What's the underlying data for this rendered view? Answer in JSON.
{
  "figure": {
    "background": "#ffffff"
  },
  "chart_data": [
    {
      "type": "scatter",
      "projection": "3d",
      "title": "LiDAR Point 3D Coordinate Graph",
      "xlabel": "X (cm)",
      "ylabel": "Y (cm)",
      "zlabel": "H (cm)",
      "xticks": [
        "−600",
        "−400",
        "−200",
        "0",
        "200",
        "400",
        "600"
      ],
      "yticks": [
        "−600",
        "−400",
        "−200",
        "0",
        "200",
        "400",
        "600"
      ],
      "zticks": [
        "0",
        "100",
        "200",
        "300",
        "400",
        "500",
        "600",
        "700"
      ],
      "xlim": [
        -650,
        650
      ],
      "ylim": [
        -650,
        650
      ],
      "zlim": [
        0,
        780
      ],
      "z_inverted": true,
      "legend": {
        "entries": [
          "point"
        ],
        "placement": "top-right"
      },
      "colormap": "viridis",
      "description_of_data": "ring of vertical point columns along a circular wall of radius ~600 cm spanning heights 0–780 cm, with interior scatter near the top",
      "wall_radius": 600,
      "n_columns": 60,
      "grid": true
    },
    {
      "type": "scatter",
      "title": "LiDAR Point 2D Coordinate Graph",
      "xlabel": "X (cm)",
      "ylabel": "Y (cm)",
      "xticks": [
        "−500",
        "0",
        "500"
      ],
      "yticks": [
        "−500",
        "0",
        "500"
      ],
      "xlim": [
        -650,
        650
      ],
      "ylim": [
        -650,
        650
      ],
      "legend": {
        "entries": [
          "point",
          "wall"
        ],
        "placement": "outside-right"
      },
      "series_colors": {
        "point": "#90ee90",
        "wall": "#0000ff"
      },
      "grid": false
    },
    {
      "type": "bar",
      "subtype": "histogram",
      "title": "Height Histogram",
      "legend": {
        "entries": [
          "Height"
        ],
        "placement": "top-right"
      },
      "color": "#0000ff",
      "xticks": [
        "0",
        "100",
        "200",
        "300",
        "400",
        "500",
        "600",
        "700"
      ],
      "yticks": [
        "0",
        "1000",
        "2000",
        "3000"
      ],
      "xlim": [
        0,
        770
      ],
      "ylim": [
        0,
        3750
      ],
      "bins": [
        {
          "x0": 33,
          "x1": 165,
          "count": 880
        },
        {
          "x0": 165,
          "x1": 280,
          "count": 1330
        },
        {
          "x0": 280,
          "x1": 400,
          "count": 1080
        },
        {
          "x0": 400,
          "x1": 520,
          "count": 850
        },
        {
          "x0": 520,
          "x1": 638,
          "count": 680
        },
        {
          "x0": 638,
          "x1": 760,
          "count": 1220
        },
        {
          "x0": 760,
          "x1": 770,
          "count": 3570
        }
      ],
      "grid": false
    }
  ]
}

****************************************

> _Stated goal_:
All lines in the data that contain the word "count" should be copied.

> _Answer to this task_:
          "count": 880
          "count": 1330
          "count": 1080
          "count": 850
          "count": 680
          "count": 1220
          "count": 3570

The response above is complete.